Two weeks later I was back in the US participating in a peaceful protest, blocking the doors of an abortion clinic. While hand-cuffed, from the back of a paddy-wagon, I tried to explain our actions to a group of police officers. While these officers were arresting and carrying away one limp rescuer after another I told them of my recent trip to the death-camps of Auschwitz, Birkenau and Stuthoff.
Like it or not I have to face the fact that each day I find something more important to do than saving an unborn child's life, I have chosen that my job, my comforts, my wife's clothing and yes, even my children's toys were more important than the life of an unborn child.
There is no "feel-good" end to this story; no secret solution. We have gone too far down the road to Auschwitz. We have a thousand Dachaus, Treblinkas, and Auschwitz in America, advertising in the yellow-pages.
As the death-camps reared their ugly heads during World War II some of America's citizens recognized the threat and rose to the challenge. They didn't wait for our nation to enter the war, they went to Canada, enlisted, and went to fight Hitler and the Nazi War Machine. However, most of the nation waited for an official declaration of war.

Information provided:
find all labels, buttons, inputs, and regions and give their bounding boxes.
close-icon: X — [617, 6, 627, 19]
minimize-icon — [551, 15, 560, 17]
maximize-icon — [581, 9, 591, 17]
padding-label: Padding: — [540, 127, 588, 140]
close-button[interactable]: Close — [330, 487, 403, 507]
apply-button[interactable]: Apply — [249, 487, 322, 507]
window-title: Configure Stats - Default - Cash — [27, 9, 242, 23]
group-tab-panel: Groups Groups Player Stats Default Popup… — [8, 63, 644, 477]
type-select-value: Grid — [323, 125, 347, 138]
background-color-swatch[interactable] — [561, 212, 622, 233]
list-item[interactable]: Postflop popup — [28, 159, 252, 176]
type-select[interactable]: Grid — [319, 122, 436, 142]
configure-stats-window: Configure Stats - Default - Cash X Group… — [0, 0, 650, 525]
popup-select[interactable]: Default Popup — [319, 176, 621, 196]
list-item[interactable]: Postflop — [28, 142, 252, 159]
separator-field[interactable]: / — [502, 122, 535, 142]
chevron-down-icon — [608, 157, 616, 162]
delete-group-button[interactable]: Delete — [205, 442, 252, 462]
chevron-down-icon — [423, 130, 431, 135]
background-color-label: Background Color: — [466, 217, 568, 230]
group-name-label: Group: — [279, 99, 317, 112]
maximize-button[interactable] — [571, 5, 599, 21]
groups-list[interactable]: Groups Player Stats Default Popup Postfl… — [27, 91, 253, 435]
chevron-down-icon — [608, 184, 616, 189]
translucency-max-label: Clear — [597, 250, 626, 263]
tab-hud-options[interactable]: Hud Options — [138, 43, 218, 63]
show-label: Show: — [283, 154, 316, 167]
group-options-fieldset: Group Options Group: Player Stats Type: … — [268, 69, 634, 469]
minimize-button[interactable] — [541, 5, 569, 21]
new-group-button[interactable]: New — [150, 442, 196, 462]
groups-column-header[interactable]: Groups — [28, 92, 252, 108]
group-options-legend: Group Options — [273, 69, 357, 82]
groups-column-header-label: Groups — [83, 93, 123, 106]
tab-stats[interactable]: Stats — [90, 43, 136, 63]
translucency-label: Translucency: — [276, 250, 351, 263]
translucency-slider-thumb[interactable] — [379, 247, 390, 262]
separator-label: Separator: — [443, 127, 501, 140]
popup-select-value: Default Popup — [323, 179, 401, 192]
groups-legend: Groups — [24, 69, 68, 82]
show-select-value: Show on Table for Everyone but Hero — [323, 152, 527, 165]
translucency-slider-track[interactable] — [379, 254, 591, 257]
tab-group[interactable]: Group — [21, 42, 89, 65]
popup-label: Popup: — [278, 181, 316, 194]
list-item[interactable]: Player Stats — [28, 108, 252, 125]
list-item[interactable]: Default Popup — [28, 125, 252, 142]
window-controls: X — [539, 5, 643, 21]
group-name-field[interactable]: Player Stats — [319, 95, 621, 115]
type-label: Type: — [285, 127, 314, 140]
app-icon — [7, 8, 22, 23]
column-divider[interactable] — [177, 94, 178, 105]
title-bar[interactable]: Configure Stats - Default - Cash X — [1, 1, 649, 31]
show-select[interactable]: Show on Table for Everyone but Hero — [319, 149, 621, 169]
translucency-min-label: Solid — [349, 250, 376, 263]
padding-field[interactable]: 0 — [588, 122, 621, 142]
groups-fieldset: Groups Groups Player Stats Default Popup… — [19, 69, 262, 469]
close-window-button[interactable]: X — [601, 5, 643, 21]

Requirement 1:
List the things that the writer of the abortion protest essay says were chosen as more important than the life of an unborn child.
Requirement 2:
Translate this sentence from the abortion protest essay into Spanish: "However, most of the nation waited for an official declaration of war."
Requirement 3:
Carry on writing the essay comparing abortion clinics to the death camps, starting after its final sentence.
The material placed after the text comes from a separate source.

Reply 1:
- My job
- My comforts
- My wife's clothing
- My children's toys

Reply 2:
Sin embargo, la mayor parte de la nación esperó una declaración oficial de guerra.

Reply 3:
But when war was declared, every able-bodied, clear thinking man entered the fight. If a young man was not serving his country, his courage and manhood was called into question. Men and women came from the countryside to the cities to work in the factories as part of the war effort. Factories that produced automobiles and appliances re-tooled to make items needed to win a war. Housewives conserved everything from nylons to rubber-bands to help beat the Nazis. And still the ashes of millions of burned bodies testified that we did too little, too late.
When will the time has come for us to do our duty before God and country in regard to the holocaust of abortion? When will it be time for every able-bodied, clear-thinking Christian to enter the fight? If a young man is not saving the lives of innocent children, is his courage and manhood called into question?
As in Nehemiah, chapter three, everyone from merchants to shepherds set aside their usual job for a time, to rebuild the wall. Every Christian ministry, God ordained and set apart for a particular need, must re-tool to win this war. To continue to do business as usual while there are death-camps operating down the street is an insult to our Creator.
And still the ashes of millions of burned bodies will testify that we did too little, too late.
It was common practice to keep a few Jews, Poles, and others alive for six months. They would be forced to write home and lie to their friends or relatives about the conditions at Auschwitz. After the letter was written they would be taken to the gas chamber and killed like the others, then cremated.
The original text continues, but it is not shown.